# [SHORT EXERCISE]
Return every entry exactly as written.
------------------------------------------------------------------------
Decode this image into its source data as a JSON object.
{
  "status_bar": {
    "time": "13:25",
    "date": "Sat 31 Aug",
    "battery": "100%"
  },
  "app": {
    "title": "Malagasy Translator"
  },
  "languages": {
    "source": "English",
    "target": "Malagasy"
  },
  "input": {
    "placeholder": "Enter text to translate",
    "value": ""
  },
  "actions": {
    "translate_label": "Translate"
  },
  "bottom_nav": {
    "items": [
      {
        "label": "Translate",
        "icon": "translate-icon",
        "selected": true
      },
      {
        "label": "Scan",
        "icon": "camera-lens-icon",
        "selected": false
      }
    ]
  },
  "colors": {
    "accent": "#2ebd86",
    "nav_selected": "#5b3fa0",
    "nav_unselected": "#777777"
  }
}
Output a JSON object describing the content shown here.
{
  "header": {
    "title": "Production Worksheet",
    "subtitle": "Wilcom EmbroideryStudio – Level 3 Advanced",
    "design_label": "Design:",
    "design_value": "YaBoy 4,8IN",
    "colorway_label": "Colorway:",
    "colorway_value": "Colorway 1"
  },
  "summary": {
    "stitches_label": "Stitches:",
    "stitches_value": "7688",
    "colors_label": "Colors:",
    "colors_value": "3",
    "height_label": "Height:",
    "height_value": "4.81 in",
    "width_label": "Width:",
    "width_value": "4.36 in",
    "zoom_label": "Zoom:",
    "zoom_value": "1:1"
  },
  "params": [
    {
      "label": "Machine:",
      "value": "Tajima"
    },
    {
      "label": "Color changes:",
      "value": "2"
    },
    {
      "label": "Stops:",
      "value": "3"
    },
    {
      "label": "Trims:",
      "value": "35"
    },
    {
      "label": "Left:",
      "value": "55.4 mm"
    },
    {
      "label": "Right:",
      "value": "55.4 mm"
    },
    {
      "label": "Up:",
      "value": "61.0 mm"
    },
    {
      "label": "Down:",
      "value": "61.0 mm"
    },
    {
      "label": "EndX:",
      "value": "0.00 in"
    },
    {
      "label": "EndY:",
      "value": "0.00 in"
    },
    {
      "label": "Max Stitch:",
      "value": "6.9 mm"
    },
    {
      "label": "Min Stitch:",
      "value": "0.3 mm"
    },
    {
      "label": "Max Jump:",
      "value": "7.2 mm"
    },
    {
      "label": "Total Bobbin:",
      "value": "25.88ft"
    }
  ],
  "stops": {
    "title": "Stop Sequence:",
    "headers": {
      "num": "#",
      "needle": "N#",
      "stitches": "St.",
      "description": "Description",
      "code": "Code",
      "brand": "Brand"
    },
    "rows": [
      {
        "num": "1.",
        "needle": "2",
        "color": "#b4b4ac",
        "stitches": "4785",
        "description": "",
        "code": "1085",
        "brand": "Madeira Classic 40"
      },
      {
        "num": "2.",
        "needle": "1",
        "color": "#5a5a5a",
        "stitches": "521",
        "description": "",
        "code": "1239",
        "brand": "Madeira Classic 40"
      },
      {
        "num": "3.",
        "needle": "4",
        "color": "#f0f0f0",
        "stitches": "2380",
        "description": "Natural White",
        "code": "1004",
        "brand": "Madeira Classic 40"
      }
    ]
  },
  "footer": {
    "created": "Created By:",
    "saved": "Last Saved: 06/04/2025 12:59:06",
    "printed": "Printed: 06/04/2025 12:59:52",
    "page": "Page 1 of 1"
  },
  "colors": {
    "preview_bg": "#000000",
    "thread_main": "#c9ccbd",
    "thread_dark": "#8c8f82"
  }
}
------------------------------------------------------------------------
# [THE OUTPUT]
Decode this image into its source data as a JSON object.
{
  "status_bar": {
    "time": "13:25",
    "date": "Sat 31 Aug",
    "battery": "100%"
  },
  "app": {
    "title": "Malagasy Translator"
  },
  "languages": {
    "source": "English",
    "target": "Malagasy"
  },
  "input": {
    "placeholder": "Enter text to translate",
    "value": ""
  },
  "actions": {
    "translate_label": "Translate"
  },
  "bottom_nav": {
    "items": [
      {
        "label": "Translate",
        "icon": "translate-icon",
        "selected": true
      },
      {
        "label": "Scan",
        "icon": "camera-lens-icon",
        "selected": false
      }
    ]
  },
  "colors": {
    "accent": "#2ebd86",
    "nav_selected": "#5b3fa0",
    "nav_unselected": "#777777"
  }
}
Output a JSON object describing the content shown here.
{
  "header": {
    "title": "Production Worksheet",
    "subtitle": "Wilcom EmbroideryStudio – Level 3 Advanced",
    "design_label": "Design:",
    "design_value": "YaBoy 4,8IN",
    "colorway_label": "Colorway:",
    "colorway_value": "Colorway 1"
  },
  "summary": {
    "stitches_label": "Stitches:",
    "stitches_value": "7688",
    "colors_label": "Colors:",
    "colors_value": "3",
    "height_label": "Height:",
    "height_value": "4.81 in",
    "width_label": "Width:",
    "width_value": "4.36 in",
    "zoom_label": "Zoom:",
    "zoom_value": "1:1"
  },
  "params": [
    {
      "label": "Machine:",
      "value": "Tajima"
    },
    {
      "label": "Color changes:",
      "value": "2"
    },
    {
      "label": "Stops:",
      "value": "3"
    },
    {
      "label": "Trims:",
      "value": "35"
    },
    {
      "label": "Left:",
      "value": "55.4 mm"
    },
    {
      "label": "Right:",
      "value": "55.4 mm"
    },
    {
      "label": "Up:",
      "value": "61.0 mm"
    },
    {
      "label": "Down:",
      "value": "61.0 mm"
    },
    {
      "label": "EndX:",
      "value": "0.00 in"
    },
    {
      "label": "EndY:",
      "value": "0.00 in"
    },
    {
      "label": "Max Stitch:",
      "value": "6.9 mm"
    },
    {
      "label": "Min Stitch:",
      "value": "0.3 mm"
    },
    {
      "label": "Max Jump:",
      "value": "7.2 mm"
    },
    {
      "label": "Total Bobbin:",
      "value": "25.88ft"
    }
  ],
  "stops": {
    "title": "Stop Sequence:",
    "headers": {
      "num": "#",
      "needle": "N#",
      "stitches": "St.",
      "description": "Description",
      "code": "Code",
      "brand": "Brand"
    },
    "rows": [
      {
        "num": "1.",
        "needle": "2",
        "color": "#b4b4ac",
        "stitches": "4785",
        "description": "",
        "code": "1085",
        "brand": "Madeira Classic 40"
      },
      {
        "num": "2.",
        "needle": "1",
        "color": "#5a5a5a",
        "stitches": "521",
        "description": "",
        "code": "1239",
        "brand": "Madeira Classic 40"
      },
      {
        "num": "3.",
        "needle": "4",
        "color": "#f0f0f0",
        "stitches": "2380",
        "description": "Natural White",
        "code": "1004",
        "brand": "Madeira Classic 40"
      }
    ]
  },
  "footer": {
    "created": "Created By:",
    "saved": "Last Saved: 06/04/2025 12:59:06",
    "printed": "Printed: 06/04/2025 12:59:52",
    "page": "Page 1 of 1"
  },
  "colors": {
    "preview_bg": "#000000",
    "thread_main": "#c9ccbd",
    "thread_dark": "#8c8f82"
  }
}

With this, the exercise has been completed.